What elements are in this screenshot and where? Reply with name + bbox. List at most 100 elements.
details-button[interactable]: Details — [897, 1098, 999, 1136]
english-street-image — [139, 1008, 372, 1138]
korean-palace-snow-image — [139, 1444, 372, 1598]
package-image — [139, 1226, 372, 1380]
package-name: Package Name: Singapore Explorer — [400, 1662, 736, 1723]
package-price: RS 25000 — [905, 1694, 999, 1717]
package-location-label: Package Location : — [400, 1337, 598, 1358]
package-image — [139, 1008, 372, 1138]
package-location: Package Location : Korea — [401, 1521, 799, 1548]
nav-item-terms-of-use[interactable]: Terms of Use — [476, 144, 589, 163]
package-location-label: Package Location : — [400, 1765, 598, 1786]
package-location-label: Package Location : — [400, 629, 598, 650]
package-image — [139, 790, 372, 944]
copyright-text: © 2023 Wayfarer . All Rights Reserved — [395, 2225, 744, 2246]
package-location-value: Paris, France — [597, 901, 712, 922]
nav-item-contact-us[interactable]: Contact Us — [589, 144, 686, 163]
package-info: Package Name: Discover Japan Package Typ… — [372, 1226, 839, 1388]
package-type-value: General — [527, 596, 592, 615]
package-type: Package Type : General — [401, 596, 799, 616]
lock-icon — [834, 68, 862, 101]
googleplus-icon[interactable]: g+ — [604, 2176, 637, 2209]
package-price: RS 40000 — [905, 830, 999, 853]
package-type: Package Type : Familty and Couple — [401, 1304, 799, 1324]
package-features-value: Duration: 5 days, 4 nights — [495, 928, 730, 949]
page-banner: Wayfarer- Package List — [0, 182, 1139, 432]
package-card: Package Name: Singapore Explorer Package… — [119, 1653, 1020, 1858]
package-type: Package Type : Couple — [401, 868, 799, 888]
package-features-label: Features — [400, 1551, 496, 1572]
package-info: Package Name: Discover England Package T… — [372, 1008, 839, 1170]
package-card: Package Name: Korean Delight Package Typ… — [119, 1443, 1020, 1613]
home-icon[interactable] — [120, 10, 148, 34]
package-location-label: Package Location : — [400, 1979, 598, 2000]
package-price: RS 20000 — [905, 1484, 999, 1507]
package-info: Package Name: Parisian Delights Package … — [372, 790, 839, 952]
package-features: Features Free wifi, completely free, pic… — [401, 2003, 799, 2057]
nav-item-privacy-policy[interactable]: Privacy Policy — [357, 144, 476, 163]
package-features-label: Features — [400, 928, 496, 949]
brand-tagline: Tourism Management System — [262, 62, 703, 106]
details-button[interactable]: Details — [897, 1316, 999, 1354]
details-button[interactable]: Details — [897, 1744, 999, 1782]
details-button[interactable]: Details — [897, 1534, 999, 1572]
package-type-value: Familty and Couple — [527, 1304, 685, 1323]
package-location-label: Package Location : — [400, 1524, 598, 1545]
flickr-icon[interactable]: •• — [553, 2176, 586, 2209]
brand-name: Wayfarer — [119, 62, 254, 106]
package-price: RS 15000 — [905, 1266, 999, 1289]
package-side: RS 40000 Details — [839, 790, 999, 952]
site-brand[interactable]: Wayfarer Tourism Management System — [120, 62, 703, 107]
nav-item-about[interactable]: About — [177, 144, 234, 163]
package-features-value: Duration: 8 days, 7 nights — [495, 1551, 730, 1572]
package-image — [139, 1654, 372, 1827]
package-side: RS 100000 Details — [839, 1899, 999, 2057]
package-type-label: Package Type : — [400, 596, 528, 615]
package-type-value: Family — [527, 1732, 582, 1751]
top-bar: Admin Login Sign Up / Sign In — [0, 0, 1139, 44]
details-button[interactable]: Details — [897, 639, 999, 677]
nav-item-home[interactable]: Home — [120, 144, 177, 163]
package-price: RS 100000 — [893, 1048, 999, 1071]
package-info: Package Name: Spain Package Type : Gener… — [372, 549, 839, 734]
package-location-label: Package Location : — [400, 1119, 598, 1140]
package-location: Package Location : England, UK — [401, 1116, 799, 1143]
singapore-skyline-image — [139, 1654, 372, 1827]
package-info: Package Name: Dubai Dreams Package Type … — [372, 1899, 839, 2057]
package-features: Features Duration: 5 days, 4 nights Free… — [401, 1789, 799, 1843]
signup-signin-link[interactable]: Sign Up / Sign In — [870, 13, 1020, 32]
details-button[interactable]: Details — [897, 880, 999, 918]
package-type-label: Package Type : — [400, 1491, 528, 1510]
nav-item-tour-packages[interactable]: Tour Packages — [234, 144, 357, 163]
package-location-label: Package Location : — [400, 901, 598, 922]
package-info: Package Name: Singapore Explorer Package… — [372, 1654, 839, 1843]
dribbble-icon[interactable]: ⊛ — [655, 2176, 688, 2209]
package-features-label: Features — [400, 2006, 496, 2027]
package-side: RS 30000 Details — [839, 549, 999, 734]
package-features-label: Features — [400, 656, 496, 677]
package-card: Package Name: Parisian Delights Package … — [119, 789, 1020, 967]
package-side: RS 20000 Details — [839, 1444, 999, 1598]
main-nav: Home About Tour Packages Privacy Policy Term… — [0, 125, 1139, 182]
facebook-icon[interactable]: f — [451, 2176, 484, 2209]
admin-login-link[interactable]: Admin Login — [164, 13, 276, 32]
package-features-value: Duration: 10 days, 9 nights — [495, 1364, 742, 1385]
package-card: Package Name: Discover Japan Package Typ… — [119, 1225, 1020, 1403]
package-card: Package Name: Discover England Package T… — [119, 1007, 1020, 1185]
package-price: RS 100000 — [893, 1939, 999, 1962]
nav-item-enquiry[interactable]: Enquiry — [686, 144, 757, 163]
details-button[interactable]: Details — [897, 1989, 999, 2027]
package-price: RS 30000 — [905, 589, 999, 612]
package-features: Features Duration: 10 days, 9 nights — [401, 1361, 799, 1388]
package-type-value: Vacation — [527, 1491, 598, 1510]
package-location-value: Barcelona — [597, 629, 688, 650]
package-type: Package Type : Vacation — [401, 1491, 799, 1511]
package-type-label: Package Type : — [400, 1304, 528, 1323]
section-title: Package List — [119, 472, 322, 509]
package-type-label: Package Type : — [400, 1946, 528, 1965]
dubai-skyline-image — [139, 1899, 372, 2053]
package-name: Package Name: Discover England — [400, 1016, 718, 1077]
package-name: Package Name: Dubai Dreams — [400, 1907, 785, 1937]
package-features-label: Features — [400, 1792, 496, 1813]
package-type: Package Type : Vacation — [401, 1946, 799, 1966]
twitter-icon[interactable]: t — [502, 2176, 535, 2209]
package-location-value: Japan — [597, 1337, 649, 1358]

_WHAT TO PRODUCE_.
Rewrite the rows from the start through the line with "package-type: Package Type : Couple", swapping "Wayfarer" for "Voyager" and leaving everything else unchanged. Give only those lines.

_WRITTEN ANSWER_.
What elements are in this screenshot and where? Reply with name + bbox. List at most 100 elements.
details-button[interactable]: Details — [897, 1098, 999, 1136]
english-street-image — [139, 1008, 372, 1138]
korean-palace-snow-image — [139, 1444, 372, 1598]
package-image — [139, 1226, 372, 1380]
package-name: Package Name: Singapore Explorer — [400, 1662, 736, 1723]
package-price: RS 25000 — [905, 1694, 999, 1717]
package-location-label: Package Location : — [400, 1337, 598, 1358]
package-image — [139, 1008, 372, 1138]
package-location: Package Location : Korea — [401, 1521, 799, 1548]
nav-item-terms-of-use[interactable]: Terms of Use — [476, 144, 589, 163]
package-location-label: Package Location : — [400, 1765, 598, 1786]
package-location-label: Package Location : — [400, 629, 598, 650]
package-image — [139, 790, 372, 944]
copyright-text: © 2023 Voyager . All Rights Reserved — [395, 2225, 744, 2246]
package-location-value: Paris, France — [597, 901, 712, 922]
nav-item-contact-us[interactable]: Contact Us — [589, 144, 686, 163]
package-info: Package Name: Discover Japan Package Typ… — [372, 1226, 839, 1388]
package-type-value: General — [527, 596, 592, 615]
package-type: Package Type : General — [401, 596, 799, 616]
lock-icon — [834, 68, 862, 101]
googleplus-icon[interactable]: g+ — [604, 2176, 637, 2209]
package-price: RS 40000 — [905, 830, 999, 853]
package-type: Package Type : Familty and Couple — [401, 1304, 799, 1324]
package-features-value: Duration: 5 days, 4 nights — [495, 928, 730, 949]
page-banner: Voyager- Package List — [0, 182, 1139, 432]
package-card: Package Name: Singapore Explorer Package… — [119, 1653, 1020, 1858]
package-type: Package Type : Couple — [401, 868, 799, 888]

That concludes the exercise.